## Aim
Omit any picture, and return the remaining data exactly as written.

— START The data —

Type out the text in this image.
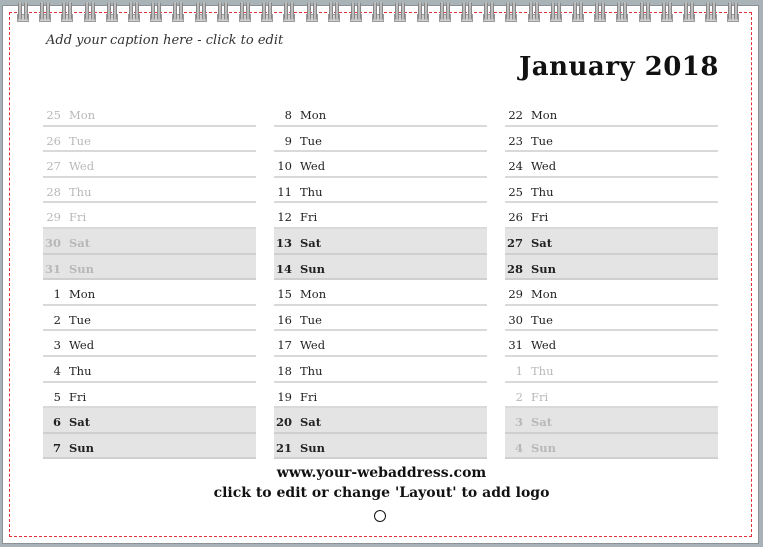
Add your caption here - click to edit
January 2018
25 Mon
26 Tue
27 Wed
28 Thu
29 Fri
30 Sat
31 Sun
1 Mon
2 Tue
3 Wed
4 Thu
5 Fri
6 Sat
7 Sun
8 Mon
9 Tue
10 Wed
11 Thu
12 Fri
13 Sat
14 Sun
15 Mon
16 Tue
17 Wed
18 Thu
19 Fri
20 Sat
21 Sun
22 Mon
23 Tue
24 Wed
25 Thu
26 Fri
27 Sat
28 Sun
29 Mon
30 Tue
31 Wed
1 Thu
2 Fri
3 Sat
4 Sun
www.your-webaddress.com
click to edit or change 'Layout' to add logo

— END The data —

## Result of the task
Type out the text in this image.
Add your caption here - click to edit
January 2018
25 Mon
26 Tue
27 Wed
28 Thu
29 Fri
30 Sat
31 Sun
1 Mon
2 Tue
3 Wed
4 Thu
5 Fri
6 Sat
7 Sun
8 Mon
9 Tue
10 Wed
11 Thu
12 Fri
13 Sat
14 Sun
15 Mon
16 Tue
17 Wed
18 Thu
19 Fri
20 Sat
21 Sun
22 Mon
23 Tue
24 Wed
25 Thu
26 Fri
27 Sat
28 Sun
29 Mon
30 Tue
31 Wed
1 Thu
2 Fri
3 Sat
4 Sun
www.your-webaddress.com
click to edit or change 'Layout' to add logo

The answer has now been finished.